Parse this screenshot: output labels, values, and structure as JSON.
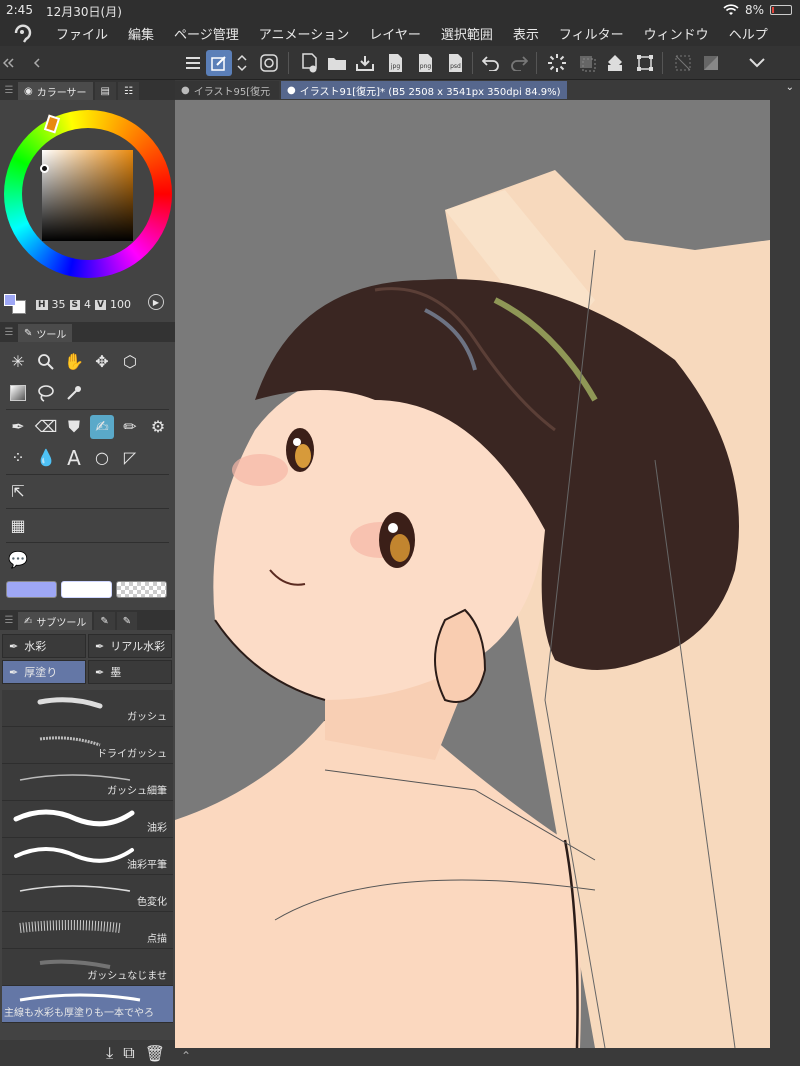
{
  "status": {
    "time": "2:45",
    "date": "12月30日(月)",
    "battery": "8%"
  },
  "menu": {
    "items": [
      "ファイル",
      "編集",
      "ページ管理",
      "アニメーション",
      "レイヤー",
      "選択範囲",
      "表示",
      "フィルター",
      "ウィンドウ",
      "ヘルプ"
    ]
  },
  "toolbar": {
    "export_labels": {
      "jpg": "jpg",
      "png": "png",
      "psd": "psd"
    }
  },
  "panels": {
    "color": {
      "tab_label": "カラーサー",
      "h_key": "H",
      "h_val": "35",
      "s_key": "S",
      "s_val": "4",
      "v_key": "V",
      "v_val": "100",
      "main_color": "#9ea7f5",
      "sub_color": "#ffffff"
    },
    "tools": {
      "tab_label": "ツール"
    },
    "subtool": {
      "tab_label": "サブツール",
      "groups": [
        "水彩",
        "リアル水彩",
        "厚塗り",
        "墨"
      ],
      "brushes": [
        "ガッシュ",
        "ドライガッシュ",
        "ガッシュ細筆",
        "油彩",
        "油彩平筆",
        "色変化",
        "点描",
        "ガッシュなじませ",
        "主線も水彩も厚塗りも一本でやろ"
      ]
    }
  },
  "documents": {
    "tabs": [
      "イラスト95[復元",
      "イラスト91[復元]* (B5 2508 x 3541px 350dpi 84.9%)"
    ]
  },
  "colors": {
    "accent": "#5b7fb8",
    "subtool_active": "#6477a6",
    "tool_active": "#5aa9c9"
  }
}
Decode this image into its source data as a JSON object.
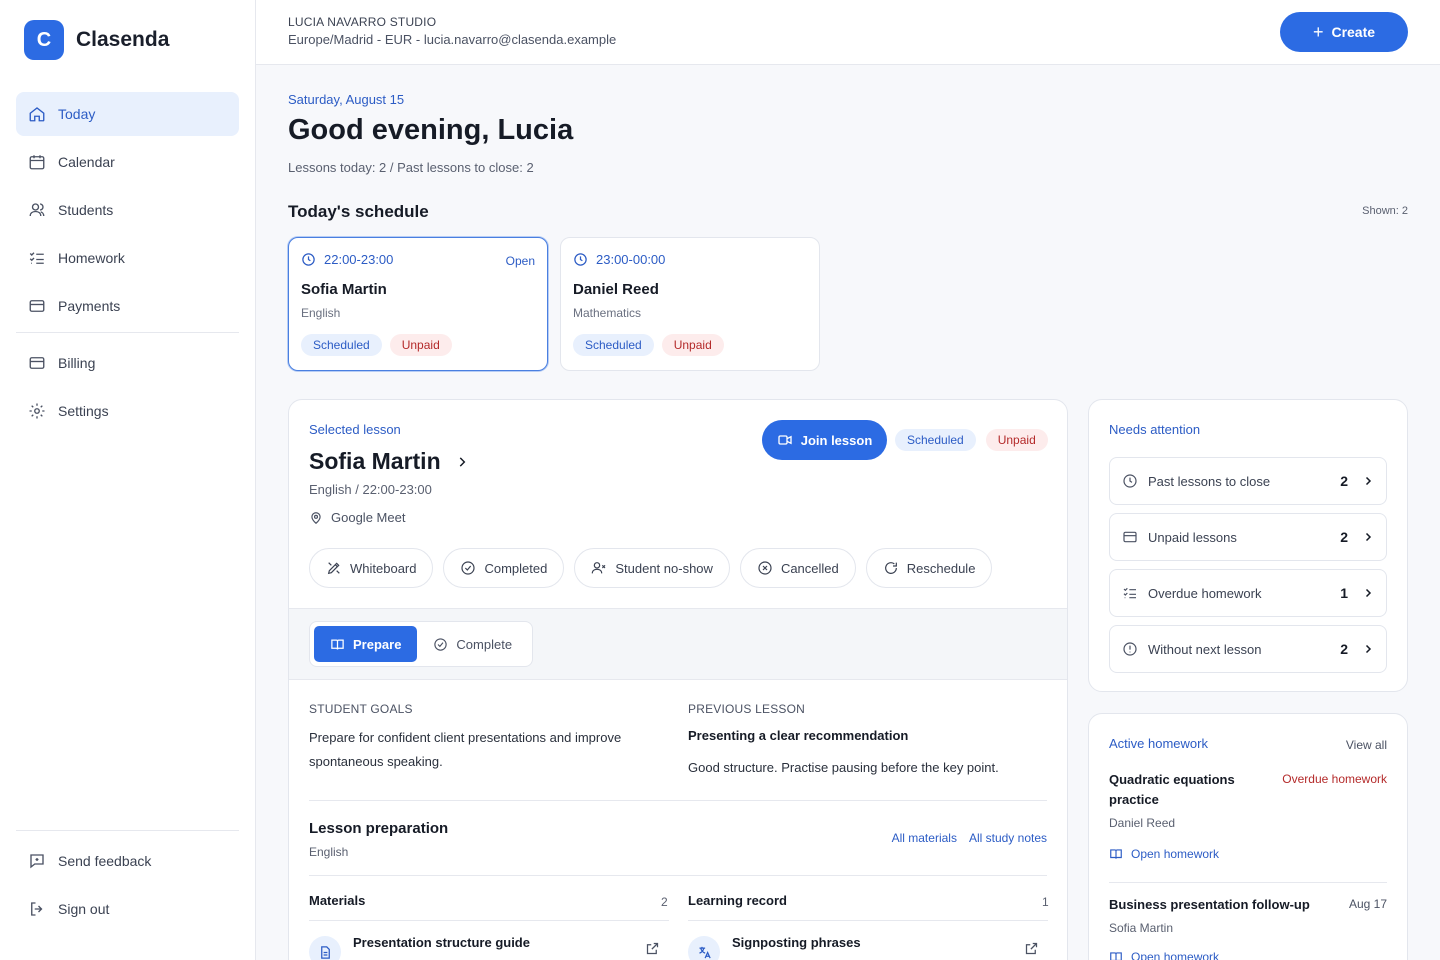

THE PROBLEM >> Reproduce the data verbatim. Do not carry any picture into the copy.

EXERCISE RESPONSE >>
Parse this screenshot: output labels, values, and structure as JSON.
{
  "status": {
    "time": "2:45",
    "date": "12月30日(月)",
    "battery": "8%"
  },
  "menu": {
    "items": [
      "ファイル",
      "編集",
      "ページ管理",
      "アニメーション",
      "レイヤー",
      "選択範囲",
      "表示",
      "フィルター",
      "ウィンドウ",
      "ヘルプ"
    ]
  },
  "toolbar": {
    "export_labels": {
      "jpg": "jpg",
      "png": "png",
      "psd": "psd"
    }
  },
  "panels": {
    "color": {
      "tab_label": "カラーサー",
      "h_key": "H",
      "h_val": "35",
      "s_key": "S",
      "s_val": "4",
      "v_key": "V",
      "v_val": "100",
      "main_color": "#9ea7f5",
      "sub_color": "#ffffff"
    },
    "tools": {
      "tab_label": "ツール"
    },
    "subtool": {
      "tab_label": "サブツール",
      "groups": [
        "水彩",
        "リアル水彩",
        "厚塗り",
        "墨"
      ],
      "brushes": [
        "ガッシュ",
        "ドライガッシュ",
        "ガッシュ細筆",
        "油彩",
        "油彩平筆",
        "色変化",
        "点描",
        "ガッシュなじませ",
        "主線も水彩も厚塗りも一本でやろ"
      ]
    }
  },
  "documents": {
    "tabs": [
      "イラスト95[復元",
      "イラスト91[復元]* (B5 2508 x 3541px 350dpi 84.9%)"
    ]
  },
  "colors": {
    "accent": "#5b7fb8",
    "subtool_active": "#6477a6",
    "tool_active": "#5aa9c9"
  }
}
Decode this image into its source data as a JSON object.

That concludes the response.